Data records

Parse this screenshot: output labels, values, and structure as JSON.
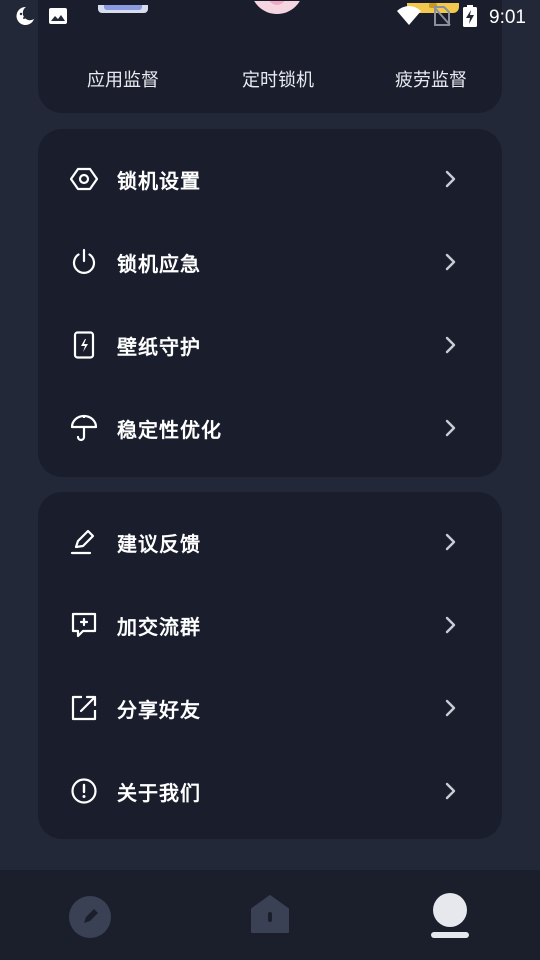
{
  "status_bar": {
    "time": "9:01",
    "icons": [
      "moon-icon",
      "image-icon",
      "wifi-icon",
      "no-sim-icon",
      "battery-charging-icon"
    ]
  },
  "quick_actions": [
    {
      "label": "应用监督",
      "icon": "app-monitor-icon",
      "accent": "#8a9be0"
    },
    {
      "label": "定时锁机",
      "icon": "timer-lock-icon",
      "accent": "#f5d6e0"
    },
    {
      "label": "疲劳监督",
      "icon": "fatigue-monitor-icon",
      "accent": "#f2c94c"
    }
  ],
  "settings_group": [
    {
      "label": "锁机设置",
      "icon": "hexagon-settings-icon"
    },
    {
      "label": "锁机应急",
      "icon": "power-icon"
    },
    {
      "label": "壁纸守护",
      "icon": "phone-charge-icon"
    },
    {
      "label": "稳定性优化",
      "icon": "umbrella-icon"
    }
  ],
  "more_group": [
    {
      "label": "建议反馈",
      "icon": "pencil-icon"
    },
    {
      "label": "加交流群",
      "icon": "chat-plus-icon"
    },
    {
      "label": "分享好友",
      "icon": "share-external-icon"
    },
    {
      "label": "关于我们",
      "icon": "info-exclamation-icon"
    }
  ],
  "bottom_nav": [
    {
      "name": "nav-edit",
      "icon": "edit-circle-icon",
      "active": false
    },
    {
      "name": "nav-home",
      "icon": "home-icon",
      "active": false
    },
    {
      "name": "nav-profile",
      "icon": "profile-icon",
      "active": true
    }
  ],
  "colors": {
    "background": "#232838",
    "card": "#1a1e2c",
    "text": "#ffffff",
    "chevron": "#c9ccd6",
    "nav_inactive": "#3b4155",
    "nav_active": "#e6e8ee"
  }
}
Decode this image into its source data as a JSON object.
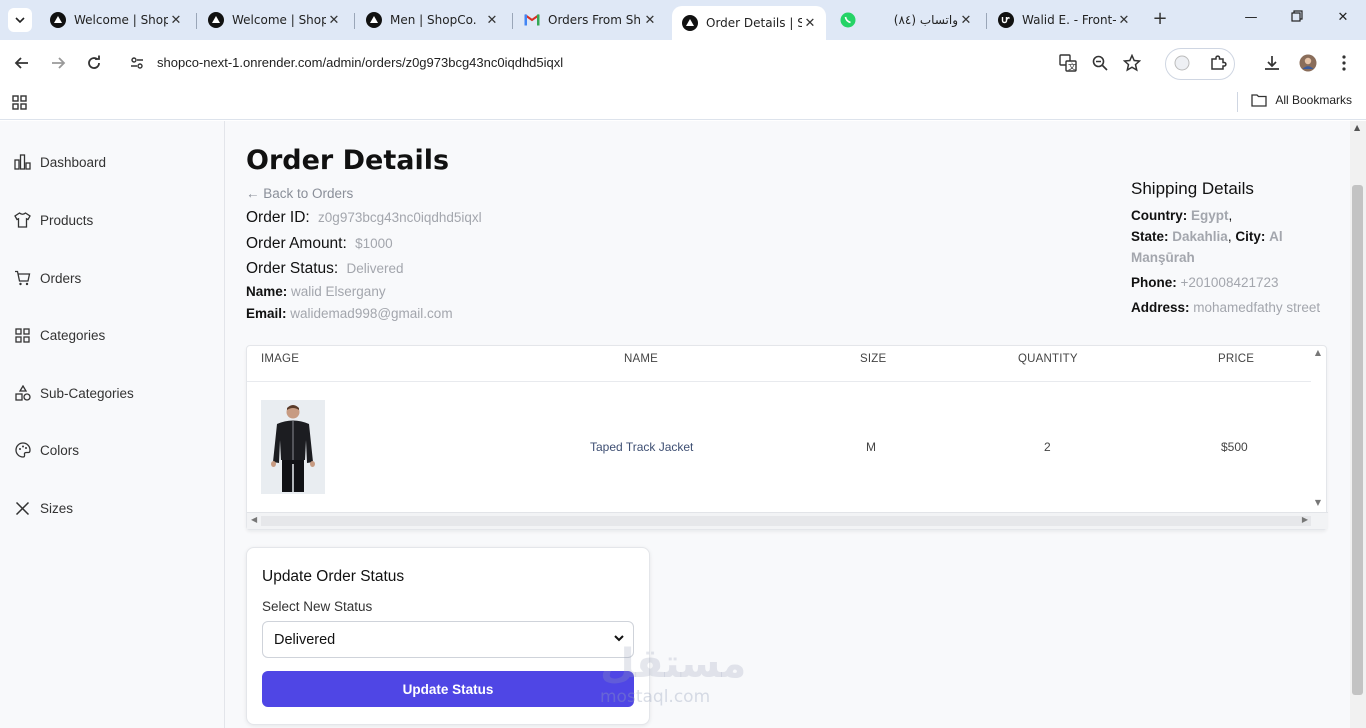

• [Prompt]: Return every line holding the word "image" from the records.

• [Written answer]:
      "image-icon",
Decode this image into its source data as a JSON object.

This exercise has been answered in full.